[What is needed] All of the entries need to be written out again, exactly as they are.

A block of data:
####################

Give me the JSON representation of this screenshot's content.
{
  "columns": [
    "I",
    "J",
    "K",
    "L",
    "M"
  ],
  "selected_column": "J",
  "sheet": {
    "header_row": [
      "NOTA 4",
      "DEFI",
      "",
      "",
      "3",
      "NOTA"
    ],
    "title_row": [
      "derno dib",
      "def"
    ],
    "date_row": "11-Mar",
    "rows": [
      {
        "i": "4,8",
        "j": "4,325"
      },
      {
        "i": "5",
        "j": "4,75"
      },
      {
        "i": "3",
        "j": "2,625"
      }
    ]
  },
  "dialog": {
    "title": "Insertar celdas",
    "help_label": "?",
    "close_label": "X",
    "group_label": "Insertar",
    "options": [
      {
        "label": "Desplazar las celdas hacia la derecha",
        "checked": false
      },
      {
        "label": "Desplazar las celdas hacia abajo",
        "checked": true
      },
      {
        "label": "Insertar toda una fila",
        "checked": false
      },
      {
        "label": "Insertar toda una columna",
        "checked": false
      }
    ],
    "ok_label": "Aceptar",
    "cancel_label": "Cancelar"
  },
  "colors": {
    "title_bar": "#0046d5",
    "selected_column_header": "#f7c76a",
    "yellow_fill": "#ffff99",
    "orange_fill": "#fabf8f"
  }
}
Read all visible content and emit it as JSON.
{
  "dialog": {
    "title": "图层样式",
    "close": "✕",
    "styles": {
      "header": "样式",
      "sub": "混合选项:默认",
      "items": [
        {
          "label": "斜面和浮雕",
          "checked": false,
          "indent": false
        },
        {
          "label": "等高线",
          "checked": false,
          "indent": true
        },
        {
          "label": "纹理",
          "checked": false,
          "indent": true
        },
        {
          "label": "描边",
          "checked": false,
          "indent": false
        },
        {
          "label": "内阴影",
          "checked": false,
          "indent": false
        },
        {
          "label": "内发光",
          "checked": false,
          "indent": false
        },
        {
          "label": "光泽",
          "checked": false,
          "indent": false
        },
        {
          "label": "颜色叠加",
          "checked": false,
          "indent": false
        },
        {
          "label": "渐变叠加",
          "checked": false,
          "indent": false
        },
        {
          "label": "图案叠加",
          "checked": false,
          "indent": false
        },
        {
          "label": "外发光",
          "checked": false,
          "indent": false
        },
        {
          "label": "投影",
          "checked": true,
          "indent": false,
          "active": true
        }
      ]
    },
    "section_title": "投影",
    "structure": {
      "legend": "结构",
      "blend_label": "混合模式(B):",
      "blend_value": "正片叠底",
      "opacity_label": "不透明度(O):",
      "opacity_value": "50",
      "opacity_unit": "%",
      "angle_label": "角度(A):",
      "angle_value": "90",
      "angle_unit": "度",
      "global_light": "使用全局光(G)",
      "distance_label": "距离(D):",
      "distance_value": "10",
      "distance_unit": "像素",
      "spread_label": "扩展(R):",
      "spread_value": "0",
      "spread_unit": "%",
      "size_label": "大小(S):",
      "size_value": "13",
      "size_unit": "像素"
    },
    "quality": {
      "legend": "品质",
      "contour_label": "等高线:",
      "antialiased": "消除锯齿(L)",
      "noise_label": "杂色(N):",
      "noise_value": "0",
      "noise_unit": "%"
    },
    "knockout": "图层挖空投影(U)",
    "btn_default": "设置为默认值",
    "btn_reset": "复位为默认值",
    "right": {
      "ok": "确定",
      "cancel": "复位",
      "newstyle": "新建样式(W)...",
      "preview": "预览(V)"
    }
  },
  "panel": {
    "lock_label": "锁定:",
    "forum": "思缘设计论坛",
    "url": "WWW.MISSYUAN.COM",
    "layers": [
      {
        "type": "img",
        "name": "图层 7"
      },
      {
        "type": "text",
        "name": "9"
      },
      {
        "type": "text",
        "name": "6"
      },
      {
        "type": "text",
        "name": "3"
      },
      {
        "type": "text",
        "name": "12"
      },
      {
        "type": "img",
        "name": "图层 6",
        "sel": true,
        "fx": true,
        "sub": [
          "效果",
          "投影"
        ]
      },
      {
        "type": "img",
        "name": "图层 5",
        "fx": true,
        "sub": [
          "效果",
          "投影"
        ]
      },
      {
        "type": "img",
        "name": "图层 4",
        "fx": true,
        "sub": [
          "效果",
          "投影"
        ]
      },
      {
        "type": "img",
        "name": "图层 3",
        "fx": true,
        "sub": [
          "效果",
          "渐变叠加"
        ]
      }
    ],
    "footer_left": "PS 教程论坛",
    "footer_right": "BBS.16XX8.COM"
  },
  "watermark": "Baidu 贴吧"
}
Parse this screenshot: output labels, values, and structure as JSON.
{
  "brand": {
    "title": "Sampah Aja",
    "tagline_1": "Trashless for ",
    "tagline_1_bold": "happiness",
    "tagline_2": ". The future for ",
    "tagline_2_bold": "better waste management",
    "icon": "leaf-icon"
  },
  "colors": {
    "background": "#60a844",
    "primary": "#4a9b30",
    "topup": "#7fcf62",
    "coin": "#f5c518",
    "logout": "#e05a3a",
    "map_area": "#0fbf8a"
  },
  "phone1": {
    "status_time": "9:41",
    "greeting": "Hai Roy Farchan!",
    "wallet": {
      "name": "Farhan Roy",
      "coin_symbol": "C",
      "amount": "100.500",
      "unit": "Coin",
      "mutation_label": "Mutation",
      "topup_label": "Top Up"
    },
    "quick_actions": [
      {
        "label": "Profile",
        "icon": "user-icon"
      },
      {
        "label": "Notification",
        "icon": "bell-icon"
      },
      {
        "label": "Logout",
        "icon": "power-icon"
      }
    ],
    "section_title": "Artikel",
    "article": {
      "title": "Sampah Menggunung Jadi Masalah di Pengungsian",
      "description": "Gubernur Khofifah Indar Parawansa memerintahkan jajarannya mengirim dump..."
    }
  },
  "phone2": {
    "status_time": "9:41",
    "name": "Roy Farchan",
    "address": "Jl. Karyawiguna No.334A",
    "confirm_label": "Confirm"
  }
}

####################

[Written solution]
Give me the JSON representation of this screenshot's content.
{
  "columns": [
    "I",
    "J",
    "K",
    "L",
    "M"
  ],
  "selected_column": "J",
  "sheet": {
    "header_row": [
      "NOTA 4",
      "DEFI",
      "",
      "",
      "3",
      "NOTA"
    ],
    "title_row": [
      "derno dib",
      "def"
    ],
    "date_row": "11-Mar",
    "rows": [
      {
        "i": "4,8",
        "j": "4,325"
      },
      {
        "i": "5",
        "j": "4,75"
      },
      {
        "i": "3",
        "j": "2,625"
      }
    ]
  },
  "dialog": {
    "title": "Insertar celdas",
    "help_label": "?",
    "close_label": "X",
    "group_label": "Insertar",
    "options": [
      {
        "label": "Desplazar las celdas hacia la derecha",
        "checked": false
      },
      {
        "label": "Desplazar las celdas hacia abajo",
        "checked": true
      },
      {
        "label": "Insertar toda una fila",
        "checked": false
      },
      {
        "label": "Insertar toda una columna",
        "checked": false
      }
    ],
    "ok_label": "Aceptar",
    "cancel_label": "Cancelar"
  },
  "colors": {
    "title_bar": "#0046d5",
    "selected_column_header": "#f7c76a",
    "yellow_fill": "#ffff99",
    "orange_fill": "#fabf8f"
  }
}
Read all visible content and emit it as JSON.
{
  "dialog": {
    "title": "图层样式",
    "close": "✕",
    "styles": {
      "header": "样式",
      "sub": "混合选项:默认",
      "items": [
        {
          "label": "斜面和浮雕",
          "checked": false,
          "indent": false
        },
        {
          "label": "等高线",
          "checked": false,
          "indent": true
        },
        {
          "label": "纹理",
          "checked": false,
          "indent": true
        },
        {
          "label": "描边",
          "checked": false,
          "indent": false
        },
        {
          "label": "内阴影",
          "checked": false,
          "indent": false
        },
        {
          "label": "内发光",
          "checked": false,
          "indent": false
        },
        {
          "label": "光泽",
          "checked": false,
          "indent": false
        },
        {
          "label": "颜色叠加",
          "checked": false,
          "indent": false
        },
        {
          "label": "渐变叠加",
          "checked": false,
          "indent": false
        },
        {
          "label": "图案叠加",
          "checked": false,
          "indent": false
        },
        {
          "label": "外发光",
          "checked": false,
          "indent": false
        },
        {
          "label": "投影",
          "checked": true,
          "indent": false,
          "active": true
        }
      ]
    },
    "section_title": "投影",
    "structure": {
      "legend": "结构",
      "blend_label": "混合模式(B):",
      "blend_value": "正片叠底",
      "opacity_label": "不透明度(O):",
      "opacity_value": "50",
      "opacity_unit": "%",
      "angle_label": "角度(A):",
      "angle_value": "90",
      "angle_unit": "度",
      "global_light": "使用全局光(G)",
      "distance_label": "距离(D):",
      "distance_value": "10",
      "distance_unit": "像素",
      "spread_label": "扩展(R):",
      "spread_value": "0",
      "spread_unit": "%",
      "size_label": "大小(S):",
      "size_value": "13",
      "size_unit": "像素"
    },
    "quality": {
      "legend": "品质",
      "contour_label": "等高线:",
      "antialiased": "消除锯齿(L)",
      "noise_label": "杂色(N):",
      "noise_value": "0",
      "noise_unit": "%"
    },
    "knockout": "图层挖空投影(U)",
    "btn_default": "设置为默认值",
    "btn_reset": "复位为默认值",
    "right": {
      "ok": "确定",
      "cancel": "复位",
      "newstyle": "新建样式(W)...",
      "preview": "预览(V)"
    }
  },
  "panel": {
    "lock_label": "锁定:",
    "forum": "思缘设计论坛",
    "url": "WWW.MISSYUAN.COM",
    "layers": [
      {
        "type": "img",
        "name": "图层 7"
      },
      {
        "type": "text",
        "name": "9"
      },
      {
        "type": "text",
        "name": "6"
      },
      {
        "type": "text",
        "name": "3"
      },
      {
        "type": "text",
        "name": "12"
      },
      {
        "type": "img",
        "name": "图层 6",
        "sel": true,
        "fx": true,
        "sub": [
          "效果",
          "投影"
        ]
      },
      {
        "type": "img",
        "name": "图层 5",
        "fx": true,
        "sub": [
          "效果",
          "投影"
        ]
      },
      {
        "type": "img",
        "name": "图层 4",
        "fx": true,
        "sub": [
          "效果",
          "投影"
        ]
      },
      {
        "type": "img",
        "name": "图层 3",
        "fx": true,
        "sub": [
          "效果",
          "渐变叠加"
        ]
      }
    ],
    "footer_left": "PS 教程论坛",
    "footer_right": "BBS.16XX8.COM"
  },
  "watermark": "Baidu 贴吧"
}
Parse this screenshot: output labels, values, and structure as JSON.
{
  "brand": {
    "title": "Sampah Aja",
    "tagline_1": "Trashless for ",
    "tagline_1_bold": "happiness",
    "tagline_2": ". The future for ",
    "tagline_2_bold": "better waste management",
    "icon": "leaf-icon"
  },
  "colors": {
    "background": "#60a844",
    "primary": "#4a9b30",
    "topup": "#7fcf62",
    "coin": "#f5c518",
    "logout": "#e05a3a",
    "map_area": "#0fbf8a"
  },
  "phone1": {
    "status_time": "9:41",
    "greeting": "Hai Roy Farchan!",
    "wallet": {
      "name": "Farhan Roy",
      "coin_symbol": "C",
      "amount": "100.500",
      "unit": "Coin",
      "mutation_label": "Mutation",
      "topup_label": "Top Up"
    },
    "quick_actions": [
      {
        "label": "Profile",
        "icon": "user-icon"
      },
      {
        "label": "Notification",
        "icon": "bell-icon"
      },
      {
        "label": "Logout",
        "icon": "power-icon"
      }
    ],
    "section_title": "Artikel",
    "article": {
      "title": "Sampah Menggunung Jadi Masalah di Pengungsian",
      "description": "Gubernur Khofifah Indar Parawansa memerintahkan jajarannya mengirim dump..."
    }
  },
  "phone2": {
    "status_time": "9:41",
    "name": "Roy Farchan",
    "address": "Jl. Karyawiguna No.334A",
    "confirm_label": "Confirm"
  }
}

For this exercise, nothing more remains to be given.